### REQUIREMENTS
Find the lines containing the word "content" and copy every one of them.

>> START MATERIALS PROVIDED

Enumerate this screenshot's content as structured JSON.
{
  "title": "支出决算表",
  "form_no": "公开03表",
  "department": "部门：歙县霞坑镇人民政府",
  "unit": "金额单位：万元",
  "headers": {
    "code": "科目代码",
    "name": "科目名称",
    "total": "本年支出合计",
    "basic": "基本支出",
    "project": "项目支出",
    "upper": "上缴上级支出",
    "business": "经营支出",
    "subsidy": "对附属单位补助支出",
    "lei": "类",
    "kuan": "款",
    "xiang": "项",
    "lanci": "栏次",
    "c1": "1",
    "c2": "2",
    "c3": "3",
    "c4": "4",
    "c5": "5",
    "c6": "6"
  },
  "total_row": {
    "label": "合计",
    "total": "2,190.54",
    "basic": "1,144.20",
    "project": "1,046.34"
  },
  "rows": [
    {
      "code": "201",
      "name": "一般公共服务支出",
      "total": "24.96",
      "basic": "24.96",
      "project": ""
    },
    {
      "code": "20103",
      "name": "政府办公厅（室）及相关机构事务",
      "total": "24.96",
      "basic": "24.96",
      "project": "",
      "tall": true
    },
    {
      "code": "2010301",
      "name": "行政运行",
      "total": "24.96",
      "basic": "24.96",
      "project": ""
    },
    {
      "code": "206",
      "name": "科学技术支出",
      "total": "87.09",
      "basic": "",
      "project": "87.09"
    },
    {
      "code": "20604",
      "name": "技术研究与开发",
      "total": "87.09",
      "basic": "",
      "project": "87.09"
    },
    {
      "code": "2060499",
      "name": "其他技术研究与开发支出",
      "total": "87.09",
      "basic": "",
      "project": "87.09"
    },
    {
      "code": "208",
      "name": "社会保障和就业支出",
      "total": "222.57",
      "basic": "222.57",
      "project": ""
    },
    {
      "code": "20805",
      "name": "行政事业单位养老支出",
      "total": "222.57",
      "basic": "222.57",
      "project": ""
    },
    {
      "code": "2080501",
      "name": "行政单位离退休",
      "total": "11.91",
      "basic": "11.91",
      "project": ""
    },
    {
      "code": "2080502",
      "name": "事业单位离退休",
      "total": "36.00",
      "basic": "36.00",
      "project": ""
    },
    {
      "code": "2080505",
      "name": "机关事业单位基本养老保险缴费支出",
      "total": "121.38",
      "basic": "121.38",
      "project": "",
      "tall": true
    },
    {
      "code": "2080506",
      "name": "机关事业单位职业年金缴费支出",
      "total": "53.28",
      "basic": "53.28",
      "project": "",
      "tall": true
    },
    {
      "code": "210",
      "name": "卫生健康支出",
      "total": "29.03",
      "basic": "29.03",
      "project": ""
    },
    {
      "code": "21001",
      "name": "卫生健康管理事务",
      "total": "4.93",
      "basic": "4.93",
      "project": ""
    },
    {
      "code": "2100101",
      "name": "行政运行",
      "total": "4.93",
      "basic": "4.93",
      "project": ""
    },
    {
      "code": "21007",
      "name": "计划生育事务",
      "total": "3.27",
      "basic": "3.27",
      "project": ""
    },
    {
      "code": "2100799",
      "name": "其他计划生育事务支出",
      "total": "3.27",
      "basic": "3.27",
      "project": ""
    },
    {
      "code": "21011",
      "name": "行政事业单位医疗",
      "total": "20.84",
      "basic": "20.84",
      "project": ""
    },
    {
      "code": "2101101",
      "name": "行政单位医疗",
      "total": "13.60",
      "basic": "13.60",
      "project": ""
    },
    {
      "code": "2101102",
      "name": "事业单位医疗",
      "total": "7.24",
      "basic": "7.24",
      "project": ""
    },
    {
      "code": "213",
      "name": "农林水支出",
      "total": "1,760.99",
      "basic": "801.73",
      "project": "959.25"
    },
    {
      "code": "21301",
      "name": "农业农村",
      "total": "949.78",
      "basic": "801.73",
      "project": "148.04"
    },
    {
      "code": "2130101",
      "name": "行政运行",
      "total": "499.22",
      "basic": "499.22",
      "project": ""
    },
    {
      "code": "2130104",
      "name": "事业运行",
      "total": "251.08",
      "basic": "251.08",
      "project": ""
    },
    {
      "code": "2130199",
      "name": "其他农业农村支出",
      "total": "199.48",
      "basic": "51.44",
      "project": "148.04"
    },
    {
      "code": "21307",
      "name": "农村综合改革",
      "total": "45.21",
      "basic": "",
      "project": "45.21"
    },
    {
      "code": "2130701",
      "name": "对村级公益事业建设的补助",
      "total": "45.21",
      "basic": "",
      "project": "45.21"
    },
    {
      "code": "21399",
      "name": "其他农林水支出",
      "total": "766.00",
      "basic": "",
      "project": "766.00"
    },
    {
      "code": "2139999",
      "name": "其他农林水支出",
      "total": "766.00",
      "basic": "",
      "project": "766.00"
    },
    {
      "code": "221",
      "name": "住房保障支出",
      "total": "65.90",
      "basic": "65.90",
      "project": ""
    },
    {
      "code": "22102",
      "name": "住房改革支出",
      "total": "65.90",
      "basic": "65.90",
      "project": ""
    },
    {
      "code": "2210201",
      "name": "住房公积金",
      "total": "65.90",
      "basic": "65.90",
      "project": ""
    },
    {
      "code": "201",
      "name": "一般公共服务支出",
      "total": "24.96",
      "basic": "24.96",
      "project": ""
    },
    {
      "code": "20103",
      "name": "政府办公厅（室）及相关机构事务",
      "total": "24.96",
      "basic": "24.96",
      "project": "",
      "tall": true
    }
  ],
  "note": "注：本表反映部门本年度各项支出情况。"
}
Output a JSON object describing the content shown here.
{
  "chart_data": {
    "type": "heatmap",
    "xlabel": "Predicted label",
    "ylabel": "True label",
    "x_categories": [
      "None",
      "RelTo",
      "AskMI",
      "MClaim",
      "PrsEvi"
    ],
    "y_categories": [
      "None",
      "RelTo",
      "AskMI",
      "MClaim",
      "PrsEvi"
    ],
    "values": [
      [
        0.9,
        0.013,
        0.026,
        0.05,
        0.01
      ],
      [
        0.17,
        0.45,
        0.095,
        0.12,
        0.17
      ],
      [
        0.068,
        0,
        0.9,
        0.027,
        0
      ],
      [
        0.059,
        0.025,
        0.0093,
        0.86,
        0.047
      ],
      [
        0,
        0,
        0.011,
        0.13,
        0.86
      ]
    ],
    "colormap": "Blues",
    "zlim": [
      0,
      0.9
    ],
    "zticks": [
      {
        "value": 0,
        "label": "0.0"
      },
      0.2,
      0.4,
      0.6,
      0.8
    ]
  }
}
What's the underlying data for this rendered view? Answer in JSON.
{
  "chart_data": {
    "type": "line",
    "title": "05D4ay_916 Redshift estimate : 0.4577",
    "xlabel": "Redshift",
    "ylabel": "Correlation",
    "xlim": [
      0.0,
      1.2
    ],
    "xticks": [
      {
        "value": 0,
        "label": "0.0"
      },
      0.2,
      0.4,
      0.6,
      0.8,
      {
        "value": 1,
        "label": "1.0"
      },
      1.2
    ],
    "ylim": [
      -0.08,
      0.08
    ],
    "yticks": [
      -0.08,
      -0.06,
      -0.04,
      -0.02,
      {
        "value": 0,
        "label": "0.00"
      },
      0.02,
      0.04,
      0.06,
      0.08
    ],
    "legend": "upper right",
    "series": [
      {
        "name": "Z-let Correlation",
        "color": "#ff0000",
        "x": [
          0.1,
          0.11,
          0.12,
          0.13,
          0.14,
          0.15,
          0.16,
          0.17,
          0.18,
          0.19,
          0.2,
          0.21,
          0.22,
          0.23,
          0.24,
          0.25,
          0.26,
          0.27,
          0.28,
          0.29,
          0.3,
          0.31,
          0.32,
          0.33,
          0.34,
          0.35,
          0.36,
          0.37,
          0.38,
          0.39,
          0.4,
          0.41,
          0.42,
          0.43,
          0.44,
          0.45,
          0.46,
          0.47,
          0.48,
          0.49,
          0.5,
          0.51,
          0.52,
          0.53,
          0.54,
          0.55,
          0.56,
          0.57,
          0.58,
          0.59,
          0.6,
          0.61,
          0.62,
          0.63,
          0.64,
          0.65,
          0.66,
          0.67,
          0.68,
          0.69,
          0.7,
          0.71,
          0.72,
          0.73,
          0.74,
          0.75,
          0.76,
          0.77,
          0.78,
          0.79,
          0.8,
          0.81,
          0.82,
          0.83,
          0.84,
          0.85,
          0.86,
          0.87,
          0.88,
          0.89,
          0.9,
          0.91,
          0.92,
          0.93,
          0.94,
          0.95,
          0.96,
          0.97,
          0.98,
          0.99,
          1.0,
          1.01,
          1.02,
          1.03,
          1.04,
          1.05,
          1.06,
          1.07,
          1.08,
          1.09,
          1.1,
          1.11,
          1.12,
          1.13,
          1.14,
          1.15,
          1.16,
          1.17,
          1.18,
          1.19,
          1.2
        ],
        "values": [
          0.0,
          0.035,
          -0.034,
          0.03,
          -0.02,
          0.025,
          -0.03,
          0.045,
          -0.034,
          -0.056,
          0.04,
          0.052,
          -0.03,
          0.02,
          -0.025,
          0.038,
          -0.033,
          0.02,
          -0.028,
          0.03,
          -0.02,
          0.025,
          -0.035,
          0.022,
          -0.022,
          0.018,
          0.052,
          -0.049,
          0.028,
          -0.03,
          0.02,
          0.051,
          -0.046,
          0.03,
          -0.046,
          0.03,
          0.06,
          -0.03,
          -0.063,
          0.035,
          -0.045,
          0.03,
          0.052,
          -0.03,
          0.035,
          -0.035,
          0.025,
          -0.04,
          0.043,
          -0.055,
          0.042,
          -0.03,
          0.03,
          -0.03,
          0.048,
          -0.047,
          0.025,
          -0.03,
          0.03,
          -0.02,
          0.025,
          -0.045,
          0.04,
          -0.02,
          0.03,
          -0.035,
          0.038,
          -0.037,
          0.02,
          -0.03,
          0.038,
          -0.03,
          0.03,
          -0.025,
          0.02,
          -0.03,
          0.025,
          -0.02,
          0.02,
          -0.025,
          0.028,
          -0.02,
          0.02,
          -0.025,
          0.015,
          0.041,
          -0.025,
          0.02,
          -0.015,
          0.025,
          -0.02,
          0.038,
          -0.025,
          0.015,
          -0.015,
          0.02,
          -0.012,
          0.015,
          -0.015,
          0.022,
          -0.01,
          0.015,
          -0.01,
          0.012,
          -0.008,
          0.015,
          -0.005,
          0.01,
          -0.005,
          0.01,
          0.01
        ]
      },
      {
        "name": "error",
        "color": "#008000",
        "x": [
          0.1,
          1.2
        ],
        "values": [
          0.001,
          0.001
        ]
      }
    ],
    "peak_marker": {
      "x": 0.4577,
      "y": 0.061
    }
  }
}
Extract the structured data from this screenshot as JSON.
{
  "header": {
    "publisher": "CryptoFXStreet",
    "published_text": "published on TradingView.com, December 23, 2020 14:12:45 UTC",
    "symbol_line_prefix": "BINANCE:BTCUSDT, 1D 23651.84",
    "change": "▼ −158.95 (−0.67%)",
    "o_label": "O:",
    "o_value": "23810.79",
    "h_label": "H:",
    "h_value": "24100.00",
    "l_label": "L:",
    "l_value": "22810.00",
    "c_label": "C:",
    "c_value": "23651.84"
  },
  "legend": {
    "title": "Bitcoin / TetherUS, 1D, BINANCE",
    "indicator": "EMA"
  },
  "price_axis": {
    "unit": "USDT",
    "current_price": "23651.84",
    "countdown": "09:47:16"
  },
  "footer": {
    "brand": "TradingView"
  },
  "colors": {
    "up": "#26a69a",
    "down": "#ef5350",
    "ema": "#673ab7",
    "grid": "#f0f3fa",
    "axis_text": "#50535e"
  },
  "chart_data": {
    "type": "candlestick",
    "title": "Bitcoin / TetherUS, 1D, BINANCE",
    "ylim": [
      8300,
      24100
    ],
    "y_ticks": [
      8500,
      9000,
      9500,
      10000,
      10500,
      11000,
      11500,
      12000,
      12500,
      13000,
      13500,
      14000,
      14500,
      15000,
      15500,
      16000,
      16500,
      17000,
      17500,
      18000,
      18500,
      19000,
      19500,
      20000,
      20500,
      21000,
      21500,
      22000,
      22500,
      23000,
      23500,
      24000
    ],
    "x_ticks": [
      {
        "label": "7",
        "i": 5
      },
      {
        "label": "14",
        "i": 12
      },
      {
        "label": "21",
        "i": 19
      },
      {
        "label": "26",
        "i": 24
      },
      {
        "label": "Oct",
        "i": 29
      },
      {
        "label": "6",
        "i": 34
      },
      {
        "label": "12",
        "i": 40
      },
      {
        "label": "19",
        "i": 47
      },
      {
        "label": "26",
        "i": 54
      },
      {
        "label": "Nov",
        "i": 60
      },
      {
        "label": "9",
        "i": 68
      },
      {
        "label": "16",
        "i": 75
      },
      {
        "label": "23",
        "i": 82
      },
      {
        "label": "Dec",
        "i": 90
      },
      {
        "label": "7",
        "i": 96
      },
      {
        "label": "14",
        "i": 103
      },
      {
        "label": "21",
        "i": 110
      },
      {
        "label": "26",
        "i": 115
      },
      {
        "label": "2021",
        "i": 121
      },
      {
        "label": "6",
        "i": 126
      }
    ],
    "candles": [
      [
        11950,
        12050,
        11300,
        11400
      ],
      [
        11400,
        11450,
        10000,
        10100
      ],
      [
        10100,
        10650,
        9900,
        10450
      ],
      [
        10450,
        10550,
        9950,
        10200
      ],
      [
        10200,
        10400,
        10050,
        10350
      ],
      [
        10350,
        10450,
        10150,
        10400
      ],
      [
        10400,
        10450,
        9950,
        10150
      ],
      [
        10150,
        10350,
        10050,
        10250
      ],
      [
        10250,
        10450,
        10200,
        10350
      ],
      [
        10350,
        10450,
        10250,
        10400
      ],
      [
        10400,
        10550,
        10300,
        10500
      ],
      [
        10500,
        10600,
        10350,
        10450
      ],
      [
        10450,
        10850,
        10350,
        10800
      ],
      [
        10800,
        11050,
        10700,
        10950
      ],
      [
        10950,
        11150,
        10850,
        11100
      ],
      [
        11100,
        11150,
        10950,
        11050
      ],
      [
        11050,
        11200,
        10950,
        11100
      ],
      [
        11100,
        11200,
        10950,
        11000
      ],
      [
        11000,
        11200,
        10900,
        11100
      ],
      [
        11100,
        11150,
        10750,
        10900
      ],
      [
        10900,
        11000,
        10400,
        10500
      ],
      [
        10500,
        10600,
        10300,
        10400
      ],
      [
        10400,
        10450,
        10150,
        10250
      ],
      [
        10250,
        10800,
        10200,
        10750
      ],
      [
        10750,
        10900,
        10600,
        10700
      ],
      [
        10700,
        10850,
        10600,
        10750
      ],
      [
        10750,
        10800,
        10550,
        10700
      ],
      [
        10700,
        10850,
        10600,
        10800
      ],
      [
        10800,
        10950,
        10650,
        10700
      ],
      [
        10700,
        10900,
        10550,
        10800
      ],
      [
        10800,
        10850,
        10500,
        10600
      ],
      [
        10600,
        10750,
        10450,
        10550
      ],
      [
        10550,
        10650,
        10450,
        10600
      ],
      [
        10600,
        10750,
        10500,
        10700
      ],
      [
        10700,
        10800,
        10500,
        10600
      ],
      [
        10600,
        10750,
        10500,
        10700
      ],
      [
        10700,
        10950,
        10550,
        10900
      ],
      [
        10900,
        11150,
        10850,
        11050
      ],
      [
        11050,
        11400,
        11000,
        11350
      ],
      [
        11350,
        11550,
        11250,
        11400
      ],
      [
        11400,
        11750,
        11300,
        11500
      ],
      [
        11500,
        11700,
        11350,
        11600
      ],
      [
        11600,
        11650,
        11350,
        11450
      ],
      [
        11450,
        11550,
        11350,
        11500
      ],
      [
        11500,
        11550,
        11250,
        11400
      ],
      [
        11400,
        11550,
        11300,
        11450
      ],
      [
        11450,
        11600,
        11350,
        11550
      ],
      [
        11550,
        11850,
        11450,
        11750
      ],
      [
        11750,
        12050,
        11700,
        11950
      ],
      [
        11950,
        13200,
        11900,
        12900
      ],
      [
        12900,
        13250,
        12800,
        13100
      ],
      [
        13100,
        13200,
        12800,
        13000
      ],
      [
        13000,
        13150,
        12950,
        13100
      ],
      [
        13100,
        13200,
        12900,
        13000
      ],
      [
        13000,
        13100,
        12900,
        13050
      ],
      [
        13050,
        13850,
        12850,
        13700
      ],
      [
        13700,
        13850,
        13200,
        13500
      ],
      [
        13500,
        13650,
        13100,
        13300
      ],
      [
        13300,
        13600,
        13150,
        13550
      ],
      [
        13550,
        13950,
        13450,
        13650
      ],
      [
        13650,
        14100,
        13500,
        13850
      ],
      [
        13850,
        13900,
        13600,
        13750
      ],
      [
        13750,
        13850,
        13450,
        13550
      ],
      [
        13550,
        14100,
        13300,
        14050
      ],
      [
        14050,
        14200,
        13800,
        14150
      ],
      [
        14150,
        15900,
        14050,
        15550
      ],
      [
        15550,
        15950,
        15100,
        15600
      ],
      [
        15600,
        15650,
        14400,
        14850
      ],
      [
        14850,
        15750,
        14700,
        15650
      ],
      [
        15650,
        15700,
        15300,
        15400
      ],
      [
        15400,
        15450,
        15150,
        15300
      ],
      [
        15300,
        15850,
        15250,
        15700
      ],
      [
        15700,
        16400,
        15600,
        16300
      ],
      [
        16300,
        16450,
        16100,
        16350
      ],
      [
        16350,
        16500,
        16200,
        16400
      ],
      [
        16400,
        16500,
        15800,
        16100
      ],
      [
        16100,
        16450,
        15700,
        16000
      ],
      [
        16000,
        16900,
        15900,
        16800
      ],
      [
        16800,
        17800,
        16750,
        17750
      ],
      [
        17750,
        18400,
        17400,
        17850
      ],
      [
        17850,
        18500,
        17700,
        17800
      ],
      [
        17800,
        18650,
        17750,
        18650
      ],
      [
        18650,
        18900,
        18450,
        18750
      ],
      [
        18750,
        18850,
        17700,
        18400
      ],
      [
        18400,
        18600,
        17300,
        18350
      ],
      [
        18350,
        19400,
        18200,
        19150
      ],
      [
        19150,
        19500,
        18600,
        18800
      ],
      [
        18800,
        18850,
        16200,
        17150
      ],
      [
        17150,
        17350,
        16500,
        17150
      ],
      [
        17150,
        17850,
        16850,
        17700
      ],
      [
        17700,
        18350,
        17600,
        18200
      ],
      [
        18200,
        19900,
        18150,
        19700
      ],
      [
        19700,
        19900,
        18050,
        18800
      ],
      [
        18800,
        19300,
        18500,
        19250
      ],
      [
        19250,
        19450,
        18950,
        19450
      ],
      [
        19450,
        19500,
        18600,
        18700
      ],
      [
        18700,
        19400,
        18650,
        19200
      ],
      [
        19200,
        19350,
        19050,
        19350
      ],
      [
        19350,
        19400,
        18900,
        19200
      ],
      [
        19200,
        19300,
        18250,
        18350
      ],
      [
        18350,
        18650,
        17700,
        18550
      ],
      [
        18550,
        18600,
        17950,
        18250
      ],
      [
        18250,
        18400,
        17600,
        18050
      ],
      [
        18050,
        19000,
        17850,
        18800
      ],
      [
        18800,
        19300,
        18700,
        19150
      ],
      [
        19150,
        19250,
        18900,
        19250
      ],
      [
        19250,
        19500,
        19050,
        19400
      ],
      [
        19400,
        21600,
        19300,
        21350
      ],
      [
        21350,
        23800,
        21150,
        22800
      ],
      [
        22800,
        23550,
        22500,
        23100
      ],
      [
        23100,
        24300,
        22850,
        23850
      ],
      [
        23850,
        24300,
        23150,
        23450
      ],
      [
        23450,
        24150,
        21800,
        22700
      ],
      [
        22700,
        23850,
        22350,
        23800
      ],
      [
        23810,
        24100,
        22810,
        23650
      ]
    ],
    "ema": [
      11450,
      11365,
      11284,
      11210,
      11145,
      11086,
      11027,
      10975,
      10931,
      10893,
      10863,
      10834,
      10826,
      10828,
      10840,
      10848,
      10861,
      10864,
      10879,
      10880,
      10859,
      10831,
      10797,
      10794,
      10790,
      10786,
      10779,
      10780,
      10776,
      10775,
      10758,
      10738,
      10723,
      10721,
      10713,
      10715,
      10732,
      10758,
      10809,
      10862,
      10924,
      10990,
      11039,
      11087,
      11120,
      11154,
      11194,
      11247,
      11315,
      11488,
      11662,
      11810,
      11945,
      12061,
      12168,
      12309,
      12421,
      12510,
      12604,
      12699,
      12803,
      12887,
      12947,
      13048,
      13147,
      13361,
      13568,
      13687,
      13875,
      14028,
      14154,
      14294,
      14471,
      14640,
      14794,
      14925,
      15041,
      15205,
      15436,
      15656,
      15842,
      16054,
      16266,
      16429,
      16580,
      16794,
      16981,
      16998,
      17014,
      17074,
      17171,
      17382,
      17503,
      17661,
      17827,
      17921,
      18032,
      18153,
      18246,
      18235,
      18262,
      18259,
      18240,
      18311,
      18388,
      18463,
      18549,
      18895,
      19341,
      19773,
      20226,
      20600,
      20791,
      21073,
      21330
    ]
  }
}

>> END MATERIALS PROVIDED

### RESULT
Enumerate this screenshot's content as structured JSON.
Output a JSON object describing the content shown here.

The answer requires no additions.